++++ RECORDS SUPPLIED ++++

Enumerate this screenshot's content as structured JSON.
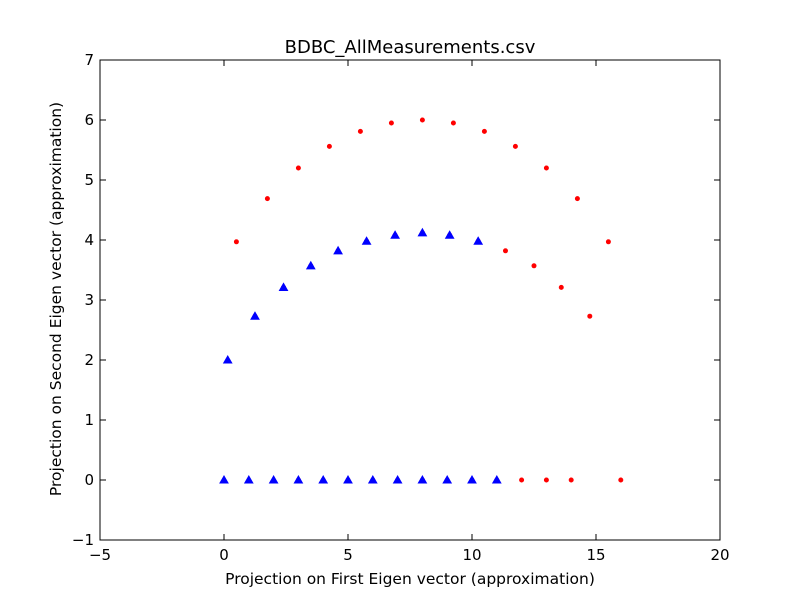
{
  "chart_data": {
    "type": "scatter",
    "title": "BDBC_AllMeasurements.csv",
    "xlabel": "Projection on First Eigen vector (approximation)",
    "ylabel": "Projection on Second Eigen vector (approximation)",
    "xlim": [
      -5,
      20
    ],
    "ylim": [
      -1,
      7
    ],
    "xticks": [
      -5,
      0,
      5,
      10,
      15,
      20
    ],
    "yticks": [
      -1,
      0,
      1,
      2,
      3,
      4,
      5,
      6,
      7
    ],
    "xtick_labels": [
      "−5",
      "0",
      "5",
      "10",
      "15",
      "20"
    ],
    "ytick_labels": [
      "−1",
      "0",
      "1",
      "2",
      "3",
      "4",
      "5",
      "6",
      "7"
    ],
    "grid": false,
    "series": [
      {
        "marker": "circle",
        "color": "#ff0000",
        "points": [
          [
            0.5,
            3.97
          ],
          [
            1.75,
            4.69
          ],
          [
            3.0,
            5.2
          ],
          [
            4.25,
            5.56
          ],
          [
            5.5,
            5.81
          ],
          [
            6.75,
            5.95
          ],
          [
            8.0,
            6.0
          ],
          [
            9.25,
            5.95
          ],
          [
            10.5,
            5.81
          ],
          [
            11.75,
            5.56
          ],
          [
            13.0,
            5.2
          ],
          [
            14.25,
            4.69
          ],
          [
            15.5,
            3.97
          ],
          [
            1.25,
            2.73
          ],
          [
            2.4,
            3.21
          ],
          [
            3.5,
            3.57
          ],
          [
            4.6,
            3.82
          ],
          [
            5.75,
            3.98
          ],
          [
            6.9,
            4.08
          ],
          [
            8.0,
            4.12
          ],
          [
            9.1,
            4.08
          ],
          [
            10.25,
            3.98
          ],
          [
            11.35,
            3.82
          ],
          [
            12.5,
            3.57
          ],
          [
            13.6,
            3.21
          ],
          [
            14.75,
            2.73
          ],
          [
            3,
            0
          ],
          [
            4,
            0
          ],
          [
            5,
            0
          ],
          [
            6,
            0
          ],
          [
            7,
            0
          ],
          [
            8,
            0
          ],
          [
            9,
            0
          ],
          [
            10,
            0
          ],
          [
            11,
            0
          ],
          [
            12,
            0
          ],
          [
            13,
            0
          ],
          [
            14,
            0
          ],
          [
            16,
            0
          ]
        ]
      },
      {
        "marker": "triangle",
        "color": "#0000ff",
        "points": [
          [
            0.15,
            2.0
          ],
          [
            1.25,
            2.73
          ],
          [
            2.4,
            3.21
          ],
          [
            3.5,
            3.57
          ],
          [
            4.6,
            3.82
          ],
          [
            5.75,
            3.98
          ],
          [
            6.9,
            4.08
          ],
          [
            8.0,
            4.12
          ],
          [
            9.1,
            4.08
          ],
          [
            10.25,
            3.98
          ],
          [
            0,
            0
          ],
          [
            1,
            0
          ],
          [
            2,
            0
          ],
          [
            3,
            0
          ],
          [
            4,
            0
          ],
          [
            5,
            0
          ],
          [
            6,
            0
          ],
          [
            7,
            0
          ],
          [
            8,
            0
          ],
          [
            9,
            0
          ],
          [
            10,
            0
          ],
          [
            11,
            0
          ]
        ]
      }
    ]
  }
}
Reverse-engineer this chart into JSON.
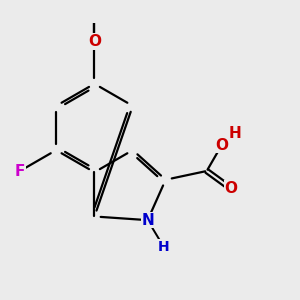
{
  "background_color": "#ebebeb",
  "bond_color": "#000000",
  "bond_width": 1.6,
  "atom_colors": {
    "F": "#cc00cc",
    "O": "#cc0000",
    "N": "#0000cc",
    "C": "#000000",
    "H": "#cc0000"
  },
  "font_size_atoms": 11,
  "font_size_small": 9,
  "figsize": [
    3.0,
    3.0
  ],
  "dpi": 100
}
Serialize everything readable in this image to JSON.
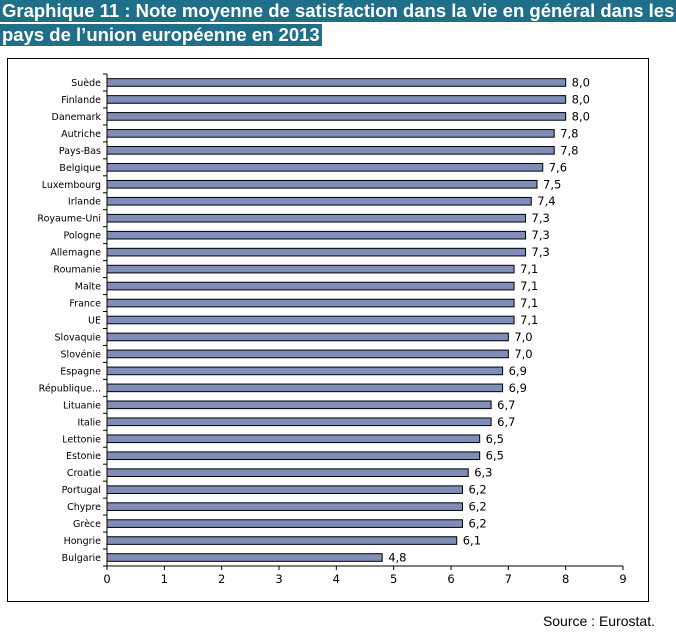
{
  "title_line1": "Graphique 11 : Note moyenne de satisfaction dans la vie en général dans les",
  "title_line2": "pays de l’union européenne en 2013",
  "source": "Source : Eurostat.",
  "colors": {
    "title_bg": "#1f6e8a",
    "bar_fill": "#7f8db8",
    "bar_stroke": "#000000"
  },
  "chart_data": {
    "type": "bar",
    "orientation": "horizontal",
    "categories": [
      "Suède",
      "Finlande",
      "Danemark",
      "Autriche",
      "Pays-Bas",
      "Belgique",
      "Luxembourg",
      "Irlande",
      "Royaume-Uni",
      "Pologne",
      "Allemagne",
      "Roumanie",
      "Malte",
      "France",
      "UE",
      "Slovaquie",
      "Slovénie",
      "Espagne",
      "République...",
      "Lituanie",
      "Italie",
      "Lettonie",
      "Estonie",
      "Croatie",
      "Portugal",
      "Chypre",
      "Grèce",
      "Hongrie",
      "Bulgarie"
    ],
    "values": [
      8.0,
      8.0,
      8.0,
      7.8,
      7.8,
      7.6,
      7.5,
      7.4,
      7.3,
      7.3,
      7.3,
      7.1,
      7.1,
      7.1,
      7.1,
      7.0,
      7.0,
      6.9,
      6.9,
      6.7,
      6.7,
      6.5,
      6.5,
      6.3,
      6.2,
      6.2,
      6.2,
      6.1,
      4.8
    ],
    "value_labels": [
      "8,0",
      "8,0",
      "8,0",
      "7,8",
      "7,8",
      "7,6",
      "7,5",
      "7,4",
      "7,3",
      "7,3",
      "7,3",
      "7,1",
      "7,1",
      "7,1",
      "7,1",
      "7,0",
      "7,0",
      "6,9",
      "6,9",
      "6,7",
      "6,7",
      "6,5",
      "6,5",
      "6,3",
      "6,2",
      "6,2",
      "6,2",
      "6,1",
      "4,8"
    ],
    "xlim": [
      0,
      9
    ],
    "xticks": [
      0,
      1,
      2,
      3,
      4,
      5,
      6,
      7,
      8,
      9
    ],
    "grid": false,
    "legend": "none"
  }
}
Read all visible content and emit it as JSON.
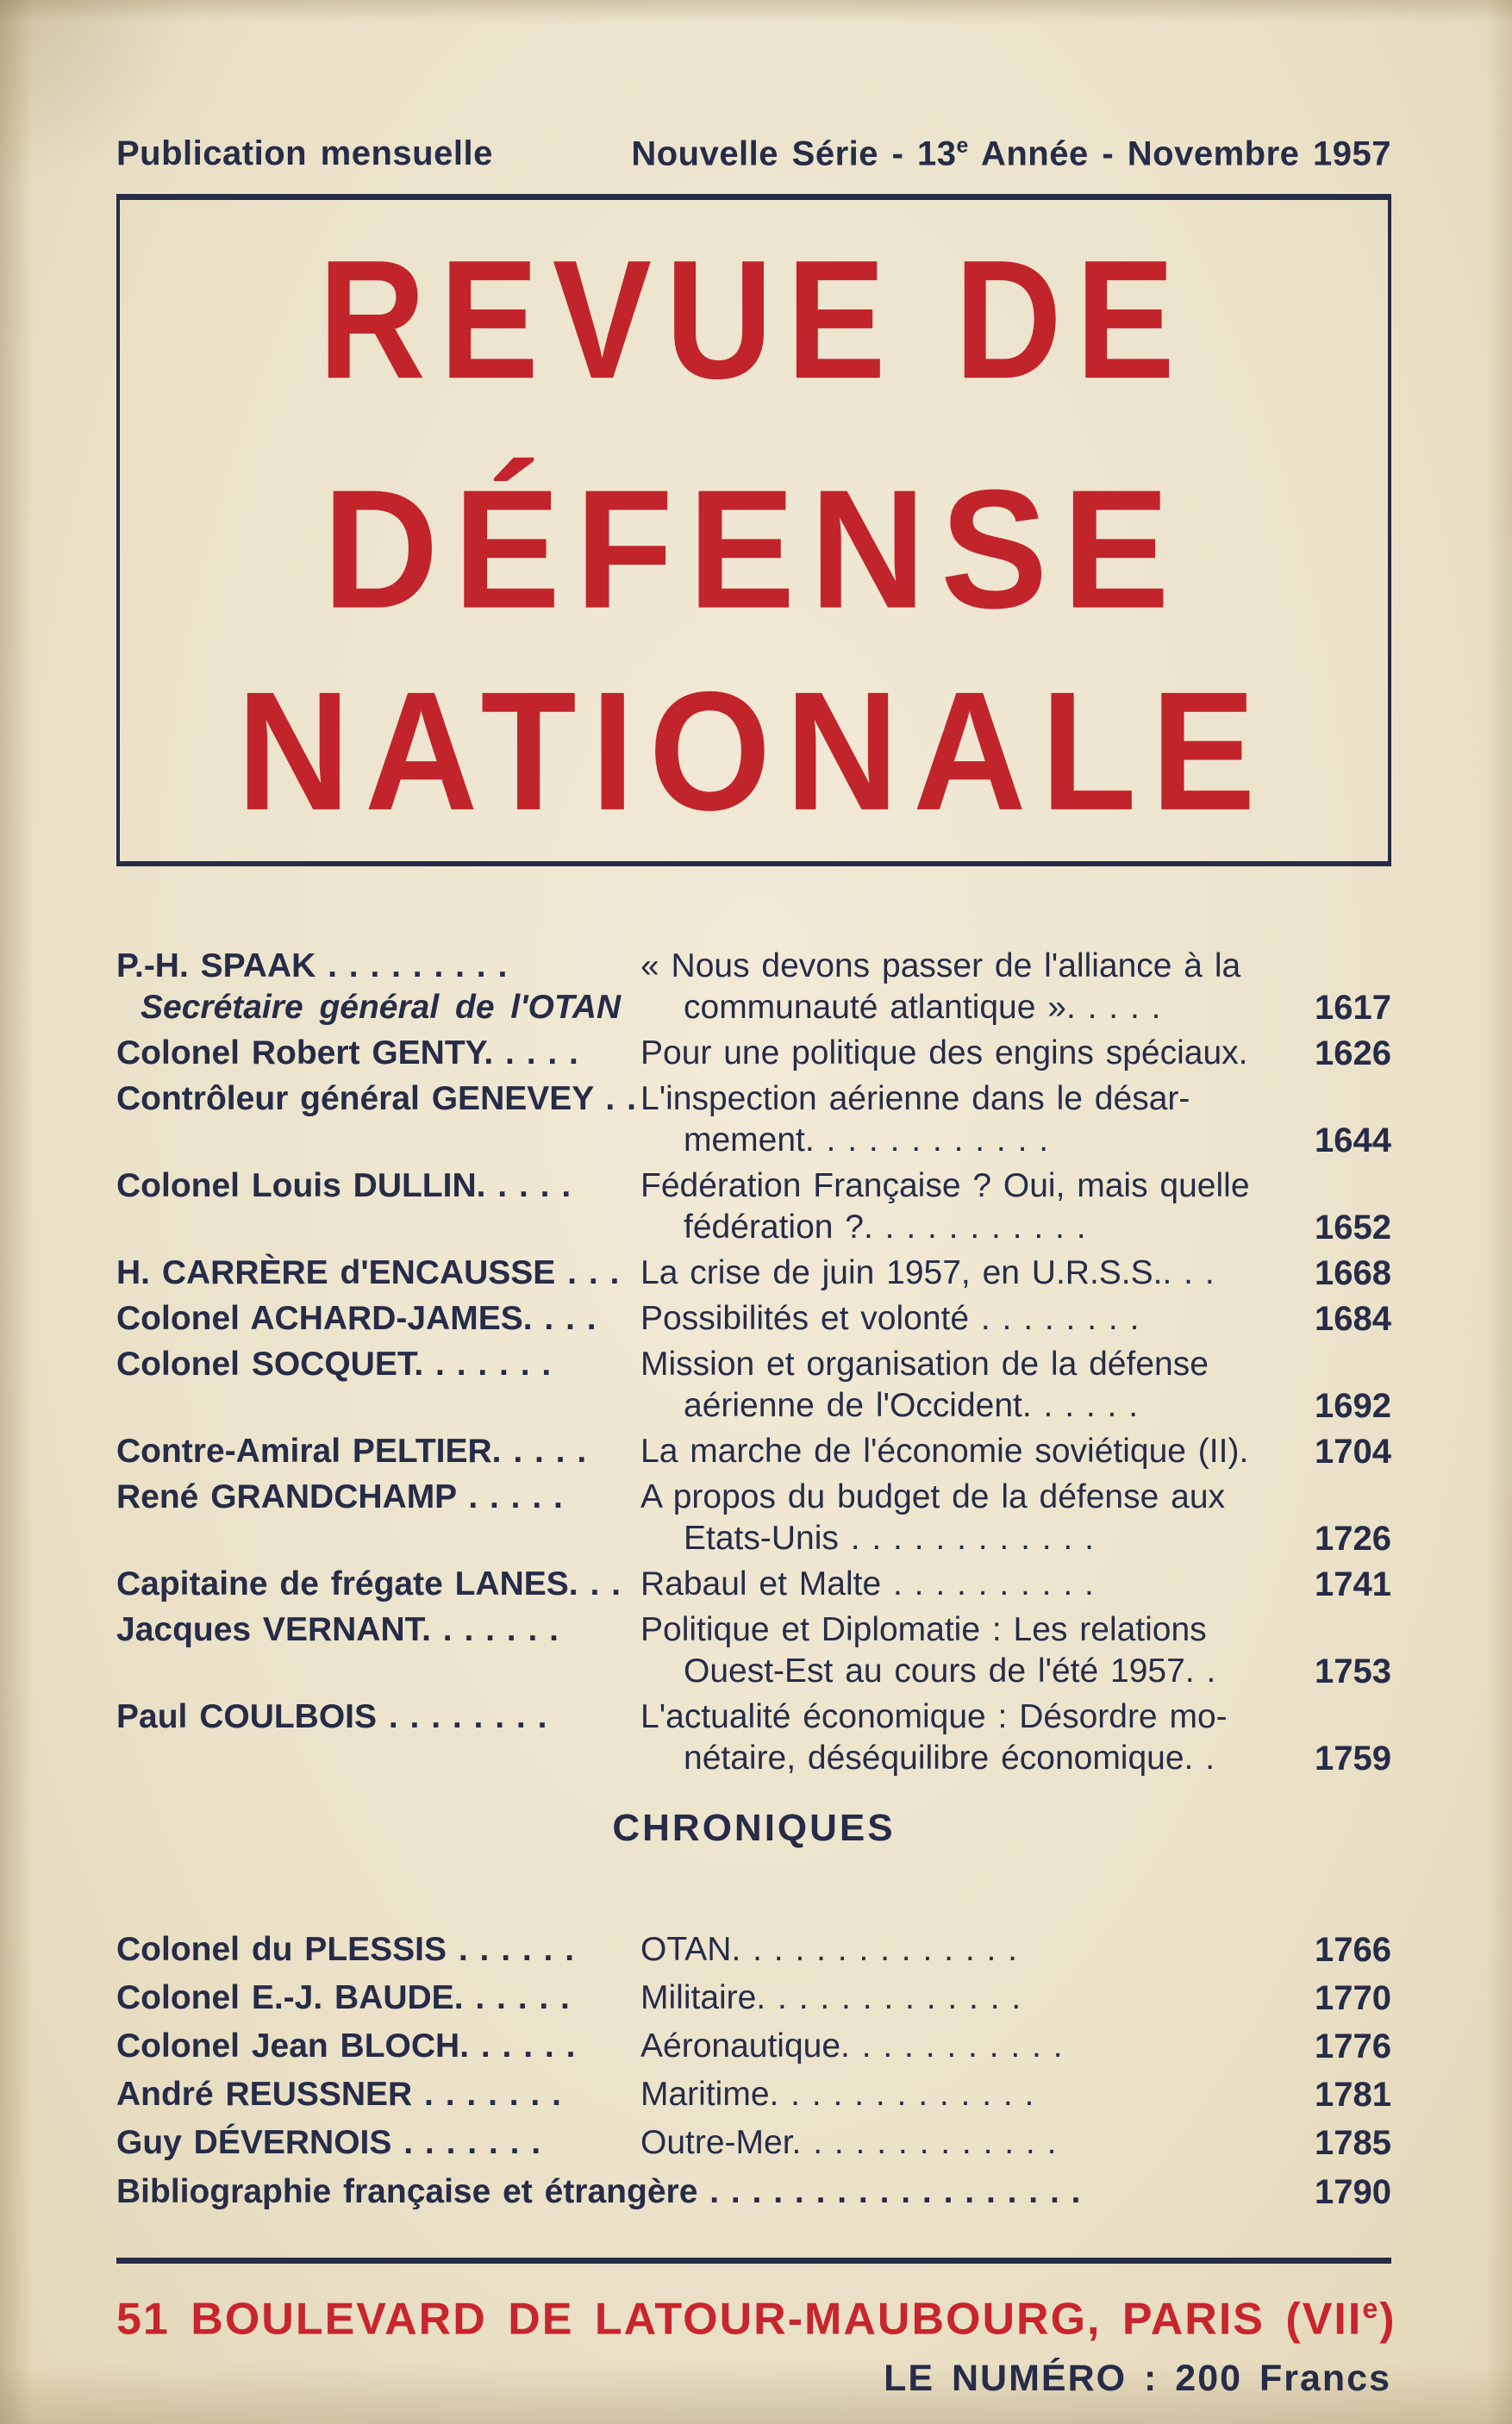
{
  "colors": {
    "background": "#ece3cb",
    "ink": "#262c48",
    "red_masthead": "#c2242c",
    "red_address": "#c8252e"
  },
  "header": {
    "left": "Publication mensuelle",
    "right_pre": "Nouvelle Série - 13",
    "right_sup": "e",
    "right_post": " Année - Novembre 1957"
  },
  "masthead": {
    "lines": [
      "REVUE DE",
      "DÉFENSE",
      "NATIONALE"
    ]
  },
  "toc": {
    "entries": [
      {
        "author": "P.-H. SPAAK . . . . . . . . .",
        "author_sub": "Secrétaire général de l'OTAN",
        "lines": [
          "« Nous devons passer de l'alliance à la",
          "communauté atlantique ». . . . ."
        ],
        "page": "1617"
      },
      {
        "author": "Colonel Robert GENTY. . . . .",
        "lines": [
          "Pour une politique des engins spéciaux."
        ],
        "page": "1626"
      },
      {
        "author": "Contrôleur général GENEVEY . .",
        "lines": [
          "L'inspection aérienne dans le désar-",
          "mement. . . . . . . . . . . ."
        ],
        "page": "1644"
      },
      {
        "author": "Colonel Louis DULLIN. . . . .",
        "lines": [
          "Fédération Française ? Oui, mais quelle",
          "fédération ?. . . . . . . . . . ."
        ],
        "page": "1652"
      },
      {
        "author": "H. CARRÈRE d'ENCAUSSE . . .",
        "lines": [
          "La crise de juin 1957, en U.R.S.S.. . ."
        ],
        "page": "1668"
      },
      {
        "author": "Colonel ACHARD-JAMES. . . .",
        "lines": [
          "Possibilités et volonté . . . . . . . ."
        ],
        "page": "1684"
      },
      {
        "author": "Colonel SOCQUET. . . . . . .",
        "lines": [
          "Mission et organisation de la défense",
          "aérienne de l'Occident. . . . . ."
        ],
        "page": "1692"
      },
      {
        "author": "Contre-Amiral PELTIER. . . . .",
        "lines": [
          "La marche de l'économie soviétique (II)."
        ],
        "page": "1704"
      },
      {
        "author": "René GRANDCHAMP . . . . .",
        "lines": [
          "A propos du budget de la défense aux",
          "Etats-Unis . . . . . . . . . . . ."
        ],
        "page": "1726"
      },
      {
        "author": "Capitaine de frégate LANES. . .",
        "lines": [
          "Rabaul et Malte . . . . . . . . . ."
        ],
        "page": "1741"
      },
      {
        "author": "Jacques VERNANT. . . . . . .",
        "lines": [
          "Politique et Diplomatie : Les relations",
          "Ouest-Est au cours de l'été 1957. ."
        ],
        "page": "1753"
      },
      {
        "author": "Paul COULBOIS . . . . . . . .",
        "lines": [
          "L'actualité économique : Désordre mo-",
          "nétaire, déséquilibre économique. ."
        ],
        "page": "1759"
      }
    ]
  },
  "chroniques": {
    "heading": "CHRONIQUES",
    "entries": [
      {
        "author": "Colonel du PLESSIS . . . . . .",
        "lines": [
          "OTAN. . . . . . . . . . . . . ."
        ],
        "page": "1766"
      },
      {
        "author": "Colonel E.-J. BAUDE. . . . . .",
        "lines": [
          "Militaire. . . . . . . . . . . . ."
        ],
        "page": "1770"
      },
      {
        "author": "Colonel Jean BLOCH. . . . . .",
        "lines": [
          "Aéronautique. . . . . . . . . . ."
        ],
        "page": "1776"
      },
      {
        "author": "André REUSSNER . . . . . . .",
        "lines": [
          "Maritime. . . . . . . . . . . . ."
        ],
        "page": "1781"
      },
      {
        "author": "Guy DÉVERNOIS . . . . . . .",
        "lines": [
          "Outre-Mer. . . . . . . . . . . . ."
        ],
        "page": "1785"
      }
    ],
    "biblio": {
      "text": "Bibliographie française et étrangère . . . . . . . . . . . . . . . . . .",
      "page": "1790"
    }
  },
  "footer": {
    "address_pre": "51 BOULEVARD DE LATOUR-MAUBOURG, PARIS (VII",
    "address_sup": "e",
    "address_post": ")",
    "price": "LE NUMÉRO : 200 Francs"
  }
}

++++

● **WORK INSTRUCTIONS**: Identify the lines of the entries containing the string "JSON". Copy each such line.

● **EXPECTED ANSWER**:
Enumerate this screenshot's content as structured JSON.
Reverse-engineer this chart into JSON.
Serialize everything readable in this image to JSON.
Read all visible content and emit it as JSON.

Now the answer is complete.